**** DATA SUPPLIED
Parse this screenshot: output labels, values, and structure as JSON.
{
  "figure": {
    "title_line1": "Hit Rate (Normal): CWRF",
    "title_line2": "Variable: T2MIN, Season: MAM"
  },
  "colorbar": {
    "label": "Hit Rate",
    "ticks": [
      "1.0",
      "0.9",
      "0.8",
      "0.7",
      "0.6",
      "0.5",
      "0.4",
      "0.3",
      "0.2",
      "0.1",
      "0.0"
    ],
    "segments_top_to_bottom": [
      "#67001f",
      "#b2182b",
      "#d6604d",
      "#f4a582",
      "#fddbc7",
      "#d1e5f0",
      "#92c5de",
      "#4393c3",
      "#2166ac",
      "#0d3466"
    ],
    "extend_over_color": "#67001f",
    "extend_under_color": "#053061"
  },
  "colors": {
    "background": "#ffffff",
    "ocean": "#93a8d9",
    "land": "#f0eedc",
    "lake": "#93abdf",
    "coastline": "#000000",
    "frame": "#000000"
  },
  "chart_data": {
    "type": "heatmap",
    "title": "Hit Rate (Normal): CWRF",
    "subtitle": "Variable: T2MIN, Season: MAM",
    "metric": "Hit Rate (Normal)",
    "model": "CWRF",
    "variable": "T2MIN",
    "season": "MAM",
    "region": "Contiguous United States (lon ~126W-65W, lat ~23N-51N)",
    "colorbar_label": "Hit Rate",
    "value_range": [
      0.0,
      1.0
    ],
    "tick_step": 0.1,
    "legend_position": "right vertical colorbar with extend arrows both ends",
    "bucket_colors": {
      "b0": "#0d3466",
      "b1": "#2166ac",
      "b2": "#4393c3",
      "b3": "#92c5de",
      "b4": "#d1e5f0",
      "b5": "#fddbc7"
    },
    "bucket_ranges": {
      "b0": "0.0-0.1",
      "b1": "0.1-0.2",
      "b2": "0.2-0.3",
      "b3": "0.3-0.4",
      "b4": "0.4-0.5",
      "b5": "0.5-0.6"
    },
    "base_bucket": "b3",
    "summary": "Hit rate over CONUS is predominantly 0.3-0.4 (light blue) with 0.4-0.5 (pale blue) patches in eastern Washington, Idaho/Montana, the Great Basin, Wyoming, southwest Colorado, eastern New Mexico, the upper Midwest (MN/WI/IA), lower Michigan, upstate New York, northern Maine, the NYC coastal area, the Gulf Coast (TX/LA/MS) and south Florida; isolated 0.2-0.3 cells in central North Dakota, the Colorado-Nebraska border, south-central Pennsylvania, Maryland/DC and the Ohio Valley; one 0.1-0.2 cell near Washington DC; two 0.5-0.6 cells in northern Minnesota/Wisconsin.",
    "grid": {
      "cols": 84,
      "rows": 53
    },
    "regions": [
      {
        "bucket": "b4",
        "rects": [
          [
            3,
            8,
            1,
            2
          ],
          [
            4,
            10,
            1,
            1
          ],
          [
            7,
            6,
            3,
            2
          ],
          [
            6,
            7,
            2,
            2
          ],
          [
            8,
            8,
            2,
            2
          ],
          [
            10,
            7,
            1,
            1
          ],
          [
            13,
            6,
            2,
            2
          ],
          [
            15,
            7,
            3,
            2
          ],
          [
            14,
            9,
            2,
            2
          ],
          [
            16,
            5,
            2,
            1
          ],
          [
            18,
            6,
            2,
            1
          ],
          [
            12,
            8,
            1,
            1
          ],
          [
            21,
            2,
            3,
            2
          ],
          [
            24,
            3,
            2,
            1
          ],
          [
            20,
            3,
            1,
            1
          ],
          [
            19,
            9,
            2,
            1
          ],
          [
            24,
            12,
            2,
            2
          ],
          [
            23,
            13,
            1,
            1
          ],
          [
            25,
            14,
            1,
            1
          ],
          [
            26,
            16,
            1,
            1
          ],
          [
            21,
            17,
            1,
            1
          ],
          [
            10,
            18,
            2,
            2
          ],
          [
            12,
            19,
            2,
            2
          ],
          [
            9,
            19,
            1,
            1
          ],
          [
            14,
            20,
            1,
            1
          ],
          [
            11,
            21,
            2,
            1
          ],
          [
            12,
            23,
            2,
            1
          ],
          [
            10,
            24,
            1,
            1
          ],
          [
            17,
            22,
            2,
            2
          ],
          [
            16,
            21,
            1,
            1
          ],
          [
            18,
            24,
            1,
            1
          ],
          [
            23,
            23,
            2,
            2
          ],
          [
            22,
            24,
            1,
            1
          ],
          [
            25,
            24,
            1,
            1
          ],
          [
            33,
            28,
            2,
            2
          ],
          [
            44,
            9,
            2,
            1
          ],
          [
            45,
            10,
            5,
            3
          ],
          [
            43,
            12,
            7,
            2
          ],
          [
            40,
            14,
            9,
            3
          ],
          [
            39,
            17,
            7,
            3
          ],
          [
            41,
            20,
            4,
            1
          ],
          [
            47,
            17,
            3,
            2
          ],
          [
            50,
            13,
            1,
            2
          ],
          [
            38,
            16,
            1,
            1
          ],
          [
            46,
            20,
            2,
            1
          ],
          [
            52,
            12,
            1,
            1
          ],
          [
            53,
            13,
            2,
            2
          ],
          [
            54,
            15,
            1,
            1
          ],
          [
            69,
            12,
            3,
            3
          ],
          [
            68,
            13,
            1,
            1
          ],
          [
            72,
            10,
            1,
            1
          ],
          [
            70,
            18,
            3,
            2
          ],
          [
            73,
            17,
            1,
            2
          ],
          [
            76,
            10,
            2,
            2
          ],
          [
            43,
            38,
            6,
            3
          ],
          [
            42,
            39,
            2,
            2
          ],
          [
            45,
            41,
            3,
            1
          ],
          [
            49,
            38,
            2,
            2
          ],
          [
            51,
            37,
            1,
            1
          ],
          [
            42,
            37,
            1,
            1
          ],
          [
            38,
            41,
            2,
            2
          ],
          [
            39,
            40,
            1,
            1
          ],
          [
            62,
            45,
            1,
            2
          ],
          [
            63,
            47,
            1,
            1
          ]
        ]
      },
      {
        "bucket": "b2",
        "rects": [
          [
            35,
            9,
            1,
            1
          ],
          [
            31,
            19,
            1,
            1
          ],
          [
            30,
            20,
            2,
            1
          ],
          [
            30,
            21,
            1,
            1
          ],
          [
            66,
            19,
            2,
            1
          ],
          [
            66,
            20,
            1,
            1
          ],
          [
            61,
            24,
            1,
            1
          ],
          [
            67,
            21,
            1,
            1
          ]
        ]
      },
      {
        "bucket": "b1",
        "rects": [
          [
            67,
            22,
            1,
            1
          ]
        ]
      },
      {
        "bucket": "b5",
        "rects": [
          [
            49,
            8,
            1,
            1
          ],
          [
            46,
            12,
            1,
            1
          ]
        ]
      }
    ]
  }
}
********
**ACTIVITY**
Which lines of the data above contain the string "CWRF"? Copy each of them.

**EXERCISE OUTPUT**
    "title_line1": "Hit Rate (Normal): CWRF",
    "title": "Hit Rate (Normal): CWRF",
    "model": "CWRF",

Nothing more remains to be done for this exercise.